The task
Set down each record below precisely, skipping the pictures.

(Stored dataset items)
※

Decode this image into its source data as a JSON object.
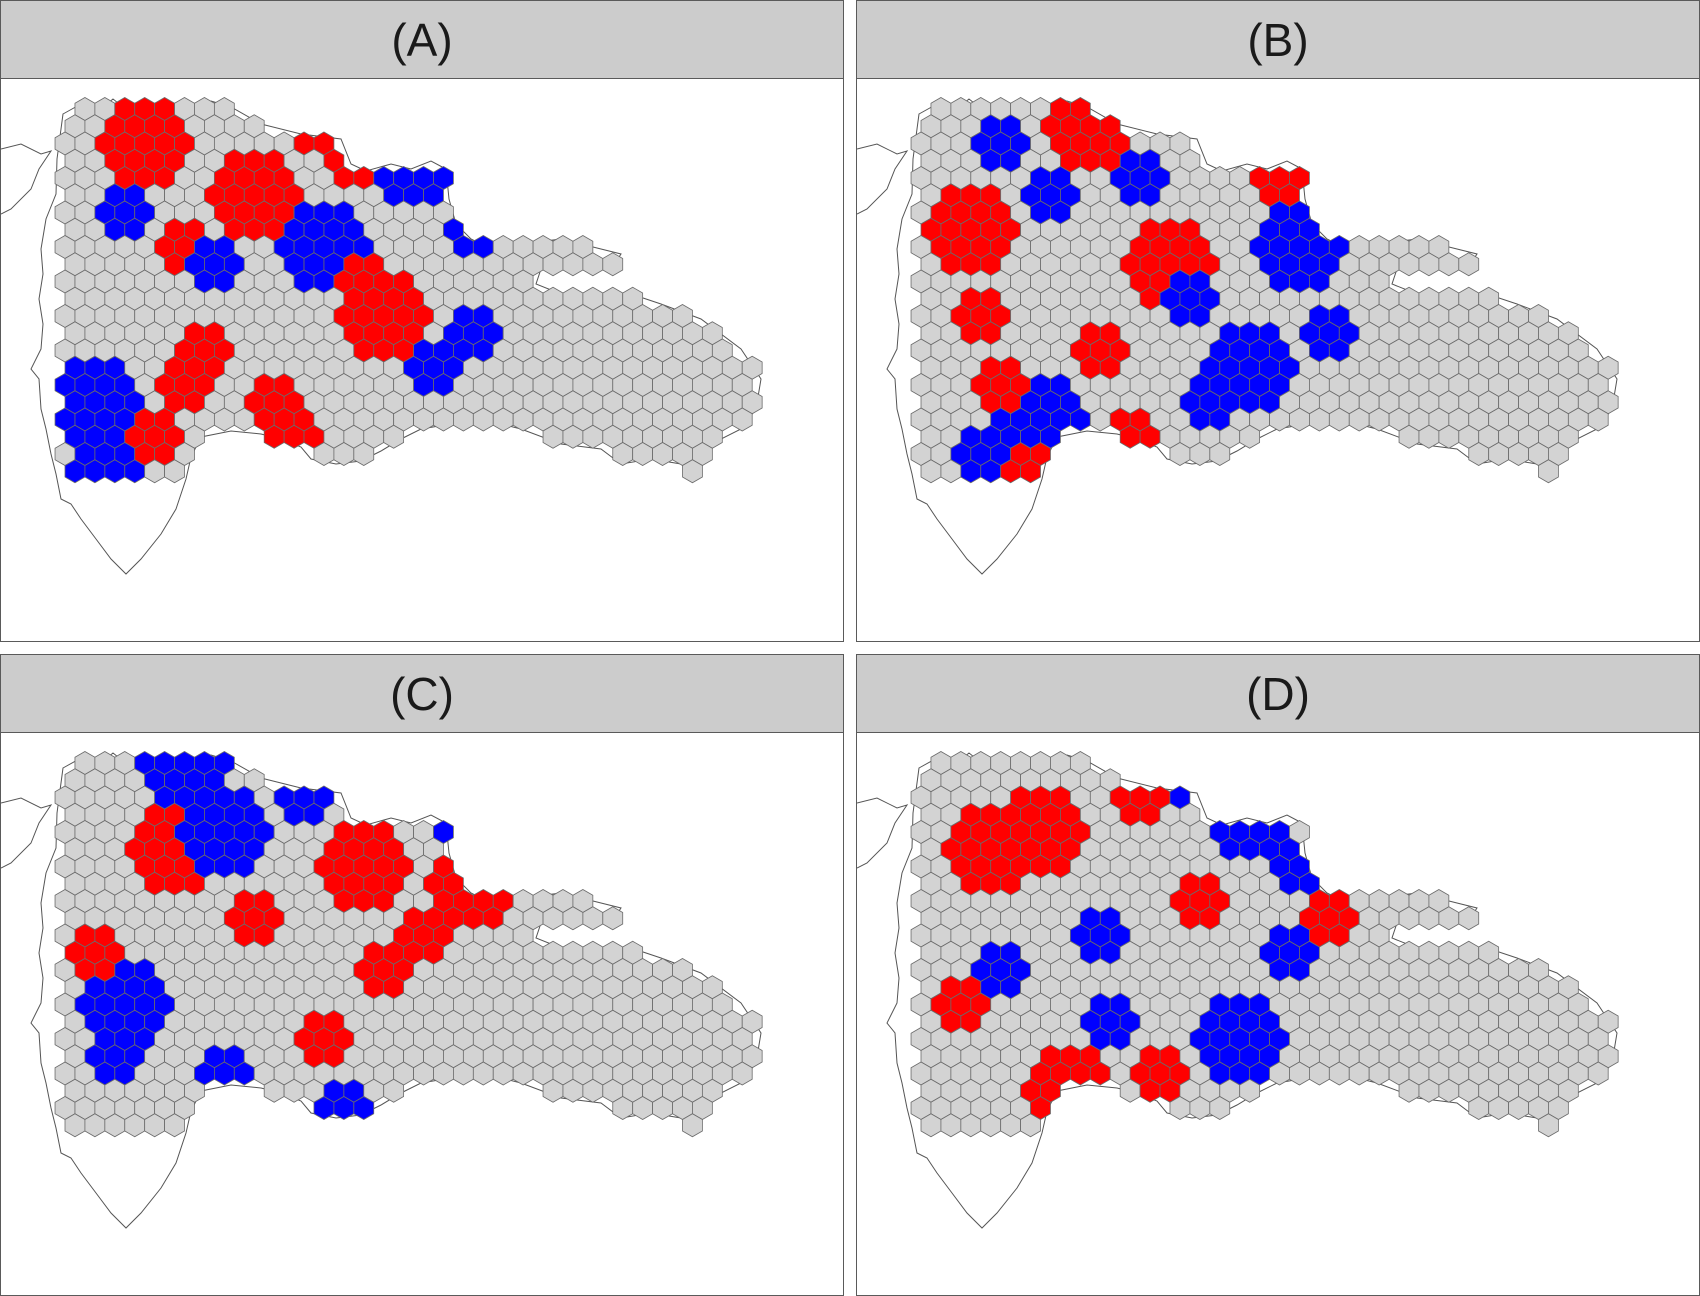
{
  "panels": [
    {
      "label": "(A)",
      "clusters": [
        [
          2,
          4
        ],
        [
          6,
          3
        ],
        [
          14,
          7
        ],
        [
          17,
          1
        ],
        [
          8,
          6
        ],
        [
          7,
          20
        ],
        [
          0,
          13
        ],
        [
          6,
          11
        ],
        [
          16,
          6
        ],
        [
          8,
          13
        ],
        [
          17,
          10
        ],
        [
          13,
          20
        ],
        [
          5,
          9
        ],
        [
          16,
          2
        ],
        [
          19,
          11
        ],
        [
          22,
          2
        ],
        [
          10,
          15
        ],
        [
          15,
          18
        ],
        [
          12,
          16
        ],
        [
          9,
          7
        ],
        [
          3,
          14
        ],
        [
          3,
          17
        ],
        [
          19,
          4
        ]
      ]
    },
    {
      "label": "(B)",
      "clusters": [
        [
          3,
          18
        ],
        [
          5,
          6
        ],
        [
          12,
          3
        ],
        [
          15,
          16
        ],
        [
          19,
          10
        ],
        [
          4,
          11
        ],
        [
          9,
          12
        ],
        [
          13,
          20
        ],
        [
          0,
          15
        ],
        [
          18,
          6
        ],
        [
          21,
          5
        ],
        [
          2,
          4
        ],
        [
          7,
          2
        ],
        [
          11,
          13
        ],
        [
          16,
          4
        ],
        [
          8,
          19
        ],
        [
          14,
          9
        ],
        [
          17,
          14
        ],
        [
          1,
          8
        ],
        [
          20,
          3
        ]
      ]
    },
    {
      "label": "(C)",
      "clusters": [
        [
          5,
          5
        ],
        [
          2,
          12
        ],
        [
          9,
          9
        ],
        [
          14,
          3
        ],
        [
          12,
          16
        ],
        [
          18,
          8
        ],
        [
          7,
          20
        ],
        [
          3,
          19
        ],
        [
          16,
          13
        ],
        [
          0,
          6
        ],
        [
          11,
          1
        ],
        [
          20,
          14
        ],
        [
          6,
          15
        ],
        [
          17,
          2
        ],
        [
          10,
          18
        ],
        [
          4,
          8
        ]
      ]
    },
    {
      "label": "(D)",
      "clusters": [
        [
          4,
          6
        ],
        [
          12,
          4
        ],
        [
          8,
          14
        ],
        [
          16,
          16
        ],
        [
          2,
          11
        ],
        [
          10,
          9
        ],
        [
          19,
          7
        ],
        [
          6,
          19
        ],
        [
          14,
          2
        ],
        [
          0,
          14
        ],
        [
          18,
          12
        ],
        [
          11,
          18
        ],
        [
          5,
          3
        ],
        [
          15,
          9
        ],
        [
          9,
          20
        ],
        [
          3,
          16
        ]
      ]
    }
  ],
  "legend_colors": {
    "high": "#ff0000",
    "low": "#0000ff",
    "neutral": "#d3d3d3",
    "grid": "#6b6b6b"
  }
}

※

Correct response
Decode this image into its source data as a JSON object.
{
  "panels": [
    {
      "label": "(A)",
      "clusters": [
        [
          2,
          4
        ],
        [
          6,
          3
        ],
        [
          14,
          7
        ],
        [
          17,
          1
        ],
        [
          8,
          6
        ],
        [
          7,
          20
        ],
        [
          0,
          13
        ],
        [
          6,
          11
        ],
        [
          16,
          6
        ],
        [
          8,
          13
        ],
        [
          17,
          10
        ],
        [
          13,
          20
        ],
        [
          5,
          9
        ],
        [
          16,
          2
        ],
        [
          19,
          11
        ],
        [
          22,
          2
        ],
        [
          10,
          15
        ],
        [
          15,
          18
        ],
        [
          12,
          16
        ],
        [
          9,
          7
        ],
        [
          3,
          14
        ],
        [
          3,
          17
        ],
        [
          19,
          4
        ]
      ]
    },
    {
      "label": "(B)",
      "clusters": [
        [
          3,
          18
        ],
        [
          5,
          6
        ],
        [
          12,
          3
        ],
        [
          15,
          16
        ],
        [
          19,
          10
        ],
        [
          4,
          11
        ],
        [
          9,
          12
        ],
        [
          13,
          20
        ],
        [
          0,
          15
        ],
        [
          18,
          6
        ],
        [
          21,
          5
        ],
        [
          2,
          4
        ],
        [
          7,
          2
        ],
        [
          11,
          13
        ],
        [
          16,
          4
        ],
        [
          8,
          19
        ],
        [
          14,
          9
        ],
        [
          17,
          14
        ],
        [
          1,
          8
        ],
        [
          20,
          3
        ]
      ]
    },
    {
      "label": "(C)",
      "clusters": [
        [
          5,
          5
        ],
        [
          2,
          12
        ],
        [
          9,
          9
        ],
        [
          14,
          3
        ],
        [
          12,
          16
        ],
        [
          18,
          8
        ],
        [
          7,
          20
        ],
        [
          3,
          19
        ],
        [
          16,
          13
        ],
        [
          0,
          6
        ],
        [
          11,
          1
        ],
        [
          20,
          14
        ],
        [
          6,
          15
        ],
        [
          17,
          2
        ],
        [
          10,
          18
        ],
        [
          4,
          8
        ]
      ]
    },
    {
      "label": "(D)",
      "clusters": [
        [
          4,
          6
        ],
        [
          12,
          4
        ],
        [
          8,
          14
        ],
        [
          16,
          16
        ],
        [
          2,
          11
        ],
        [
          10,
          9
        ],
        [
          19,
          7
        ],
        [
          6,
          19
        ],
        [
          14,
          2
        ],
        [
          0,
          14
        ],
        [
          18,
          12
        ],
        [
          11,
          18
        ],
        [
          5,
          3
        ],
        [
          15,
          9
        ],
        [
          9,
          20
        ],
        [
          3,
          16
        ]
      ]
    }
  ],
  "legend_colors": {
    "high": "#ff0000",
    "low": "#0000ff",
    "neutral": "#d3d3d3",
    "grid": "#6b6b6b"
  }
}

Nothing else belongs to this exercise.